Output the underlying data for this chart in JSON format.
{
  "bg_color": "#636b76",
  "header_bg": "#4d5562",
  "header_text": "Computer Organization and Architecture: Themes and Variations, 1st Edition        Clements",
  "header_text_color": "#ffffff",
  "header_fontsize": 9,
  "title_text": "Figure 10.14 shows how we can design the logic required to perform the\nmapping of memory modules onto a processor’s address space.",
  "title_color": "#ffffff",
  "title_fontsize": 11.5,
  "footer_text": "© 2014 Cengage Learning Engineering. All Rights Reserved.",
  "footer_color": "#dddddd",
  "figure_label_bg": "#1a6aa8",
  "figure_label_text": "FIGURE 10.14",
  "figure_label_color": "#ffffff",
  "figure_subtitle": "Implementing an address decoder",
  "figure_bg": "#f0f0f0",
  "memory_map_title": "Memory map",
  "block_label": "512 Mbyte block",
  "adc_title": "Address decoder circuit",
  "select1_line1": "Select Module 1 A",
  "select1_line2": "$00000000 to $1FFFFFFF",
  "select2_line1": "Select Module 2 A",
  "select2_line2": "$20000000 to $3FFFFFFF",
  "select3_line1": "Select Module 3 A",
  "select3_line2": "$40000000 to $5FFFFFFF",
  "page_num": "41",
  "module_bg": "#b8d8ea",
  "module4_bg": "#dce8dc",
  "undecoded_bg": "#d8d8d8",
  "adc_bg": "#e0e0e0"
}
--*--
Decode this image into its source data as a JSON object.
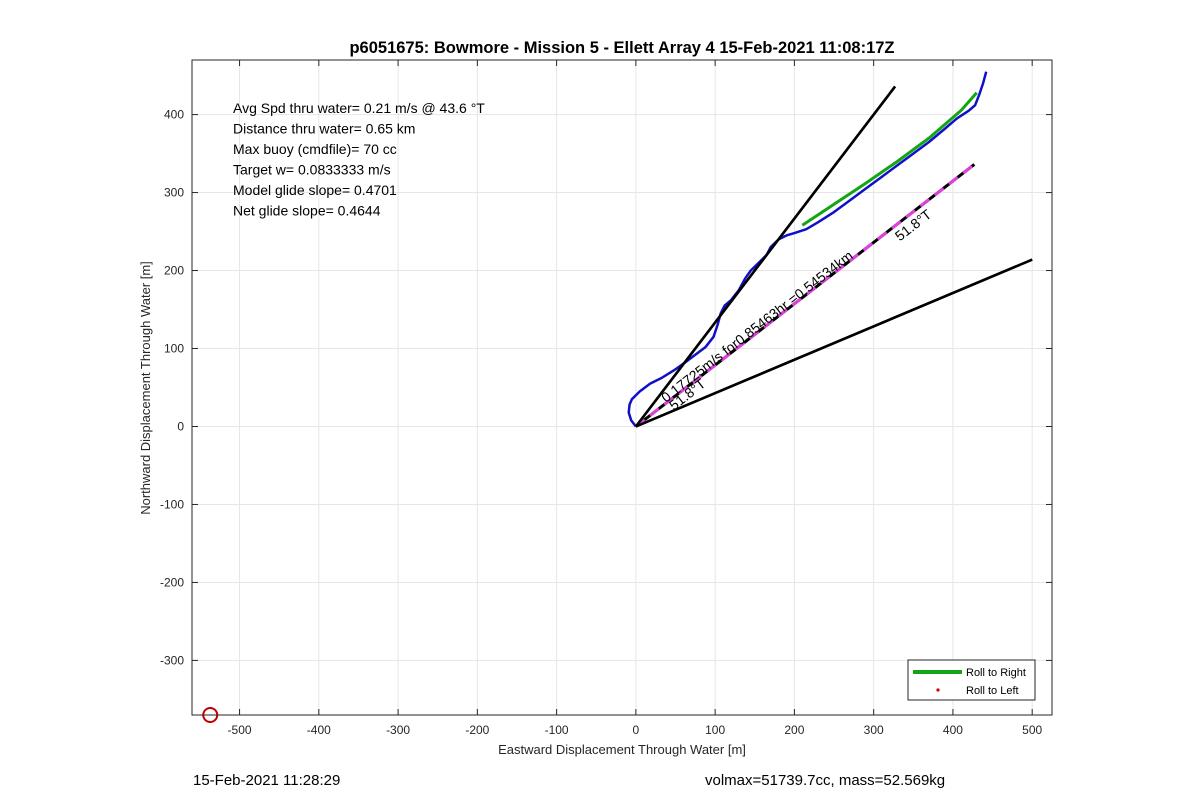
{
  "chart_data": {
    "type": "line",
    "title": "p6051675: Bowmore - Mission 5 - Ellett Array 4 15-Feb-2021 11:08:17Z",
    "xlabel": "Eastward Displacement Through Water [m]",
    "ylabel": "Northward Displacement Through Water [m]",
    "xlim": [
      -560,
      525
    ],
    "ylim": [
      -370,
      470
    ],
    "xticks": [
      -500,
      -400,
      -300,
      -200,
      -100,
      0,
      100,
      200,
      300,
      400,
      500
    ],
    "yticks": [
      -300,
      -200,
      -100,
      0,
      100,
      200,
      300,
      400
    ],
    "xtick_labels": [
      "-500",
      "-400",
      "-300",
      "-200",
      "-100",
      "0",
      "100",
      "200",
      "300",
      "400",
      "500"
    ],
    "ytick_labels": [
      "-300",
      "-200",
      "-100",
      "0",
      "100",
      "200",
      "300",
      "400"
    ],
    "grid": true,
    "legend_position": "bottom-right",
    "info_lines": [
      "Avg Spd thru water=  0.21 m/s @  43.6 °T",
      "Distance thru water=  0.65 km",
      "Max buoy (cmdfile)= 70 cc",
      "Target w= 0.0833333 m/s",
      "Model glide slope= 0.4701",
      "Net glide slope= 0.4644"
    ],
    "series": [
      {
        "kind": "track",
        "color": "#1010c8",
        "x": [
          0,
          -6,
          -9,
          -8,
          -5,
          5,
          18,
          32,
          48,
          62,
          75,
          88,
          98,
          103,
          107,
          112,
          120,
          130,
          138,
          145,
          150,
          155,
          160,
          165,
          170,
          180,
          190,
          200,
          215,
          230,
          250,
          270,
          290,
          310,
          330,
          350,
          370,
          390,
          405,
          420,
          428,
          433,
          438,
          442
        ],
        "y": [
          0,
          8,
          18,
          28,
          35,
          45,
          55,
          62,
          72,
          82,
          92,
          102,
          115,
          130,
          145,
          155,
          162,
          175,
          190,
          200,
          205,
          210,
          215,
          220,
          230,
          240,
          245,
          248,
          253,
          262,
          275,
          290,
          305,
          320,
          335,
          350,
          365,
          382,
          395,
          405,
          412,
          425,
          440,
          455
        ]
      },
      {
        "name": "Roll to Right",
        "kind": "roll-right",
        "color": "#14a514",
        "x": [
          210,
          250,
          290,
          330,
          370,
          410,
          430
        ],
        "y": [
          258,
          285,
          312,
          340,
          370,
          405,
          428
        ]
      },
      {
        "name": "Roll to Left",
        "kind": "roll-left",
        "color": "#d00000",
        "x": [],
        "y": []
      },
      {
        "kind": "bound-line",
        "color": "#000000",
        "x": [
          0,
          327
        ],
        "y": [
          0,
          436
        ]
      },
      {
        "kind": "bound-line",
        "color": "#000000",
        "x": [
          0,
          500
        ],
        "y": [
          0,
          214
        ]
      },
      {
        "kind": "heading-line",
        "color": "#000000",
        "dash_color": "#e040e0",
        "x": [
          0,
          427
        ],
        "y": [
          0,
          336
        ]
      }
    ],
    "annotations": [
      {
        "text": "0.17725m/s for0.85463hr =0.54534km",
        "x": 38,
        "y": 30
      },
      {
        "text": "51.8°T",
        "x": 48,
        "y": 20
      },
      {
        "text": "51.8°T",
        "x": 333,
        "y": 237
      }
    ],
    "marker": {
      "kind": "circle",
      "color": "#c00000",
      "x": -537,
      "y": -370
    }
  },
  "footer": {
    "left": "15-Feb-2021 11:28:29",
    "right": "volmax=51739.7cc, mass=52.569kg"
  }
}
--*--
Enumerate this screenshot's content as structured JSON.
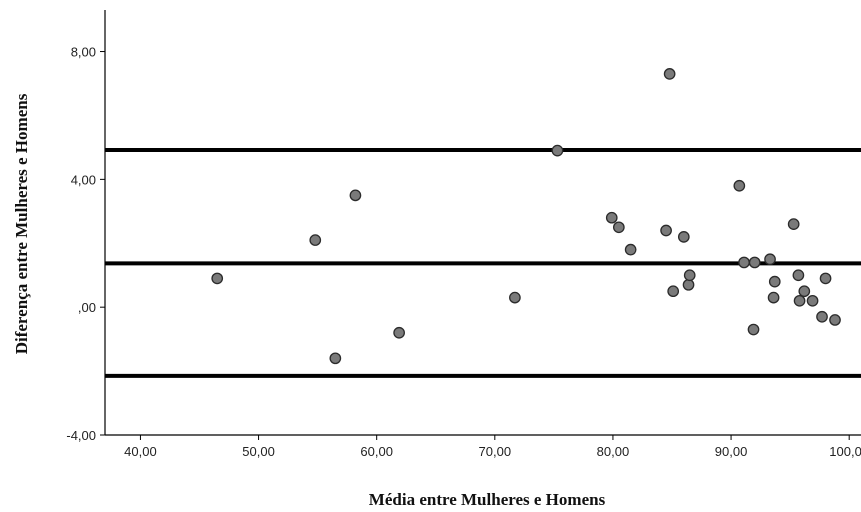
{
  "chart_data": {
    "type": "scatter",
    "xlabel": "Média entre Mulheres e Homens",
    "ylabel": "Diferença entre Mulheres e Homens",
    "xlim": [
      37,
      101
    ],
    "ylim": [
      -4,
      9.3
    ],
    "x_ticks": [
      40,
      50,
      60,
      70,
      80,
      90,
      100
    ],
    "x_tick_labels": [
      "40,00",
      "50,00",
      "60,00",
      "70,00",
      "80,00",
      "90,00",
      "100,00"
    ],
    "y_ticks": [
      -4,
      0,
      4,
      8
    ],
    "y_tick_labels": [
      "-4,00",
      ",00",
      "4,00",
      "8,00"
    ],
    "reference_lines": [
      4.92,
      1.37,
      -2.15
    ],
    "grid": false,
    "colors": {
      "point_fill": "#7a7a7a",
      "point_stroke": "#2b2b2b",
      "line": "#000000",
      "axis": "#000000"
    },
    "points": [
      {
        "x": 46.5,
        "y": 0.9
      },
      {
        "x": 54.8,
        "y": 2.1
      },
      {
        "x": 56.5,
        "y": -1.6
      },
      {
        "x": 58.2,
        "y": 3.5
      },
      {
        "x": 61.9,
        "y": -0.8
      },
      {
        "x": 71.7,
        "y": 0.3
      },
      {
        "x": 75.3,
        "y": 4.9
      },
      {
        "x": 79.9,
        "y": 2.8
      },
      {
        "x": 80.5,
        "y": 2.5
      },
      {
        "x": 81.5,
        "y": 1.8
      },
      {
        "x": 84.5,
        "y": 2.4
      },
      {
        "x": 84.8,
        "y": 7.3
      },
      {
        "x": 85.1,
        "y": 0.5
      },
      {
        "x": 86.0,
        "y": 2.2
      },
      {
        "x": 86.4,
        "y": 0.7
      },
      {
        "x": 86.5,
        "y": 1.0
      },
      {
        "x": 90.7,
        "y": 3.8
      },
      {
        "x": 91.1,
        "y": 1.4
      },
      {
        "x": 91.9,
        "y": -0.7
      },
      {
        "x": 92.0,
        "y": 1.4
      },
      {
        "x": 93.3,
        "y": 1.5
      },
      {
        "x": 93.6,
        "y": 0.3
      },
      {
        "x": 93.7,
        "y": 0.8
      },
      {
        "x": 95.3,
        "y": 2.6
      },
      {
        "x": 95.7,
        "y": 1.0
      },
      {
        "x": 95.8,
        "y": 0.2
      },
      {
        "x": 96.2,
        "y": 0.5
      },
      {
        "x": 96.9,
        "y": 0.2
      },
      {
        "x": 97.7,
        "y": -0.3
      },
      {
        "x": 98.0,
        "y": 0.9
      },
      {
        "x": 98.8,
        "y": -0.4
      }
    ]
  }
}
--*--
What is the number of lines in the listing that contain the string "thru"? Reply with that number alone.

--- Complete answer ---
2